Task instructions: Below is the data. Give it again, complete and exact.

Items from a dataset
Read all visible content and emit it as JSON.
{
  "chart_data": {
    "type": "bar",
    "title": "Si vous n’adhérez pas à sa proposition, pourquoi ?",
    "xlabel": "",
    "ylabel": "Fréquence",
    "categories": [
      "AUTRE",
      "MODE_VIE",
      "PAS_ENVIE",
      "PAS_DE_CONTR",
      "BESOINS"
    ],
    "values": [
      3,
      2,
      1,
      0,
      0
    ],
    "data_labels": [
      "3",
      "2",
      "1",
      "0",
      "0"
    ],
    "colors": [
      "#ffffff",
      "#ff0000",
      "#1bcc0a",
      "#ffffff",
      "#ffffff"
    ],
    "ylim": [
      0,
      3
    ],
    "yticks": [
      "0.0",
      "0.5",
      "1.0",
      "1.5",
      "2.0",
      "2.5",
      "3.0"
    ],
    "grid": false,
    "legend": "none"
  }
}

Problem solution:
Read all visible content and emit it as JSON.
{
  "chart_data": {
    "type": "bar",
    "title": "Si vous n’adhérez pas à sa proposition, pourquoi ?",
    "xlabel": "",
    "ylabel": "Fréquence",
    "categories": [
      "AUTRE",
      "MODE_VIE",
      "PAS_ENVIE",
      "PAS_DE_CONTR",
      "BESOINS"
    ],
    "values": [
      3,
      2,
      1,
      0,
      0
    ],
    "data_labels": [
      "3",
      "2",
      "1",
      "0",
      "0"
    ],
    "colors": [
      "#ffffff",
      "#ff0000",
      "#1bcc0a",
      "#ffffff",
      "#ffffff"
    ],
    "ylim": [
      0,
      3
    ],
    "yticks": [
      "0.0",
      "0.5",
      "1.0",
      "1.5",
      "2.0",
      "2.5",
      "3.0"
    ],
    "grid": false,
    "legend": "none"
  }
}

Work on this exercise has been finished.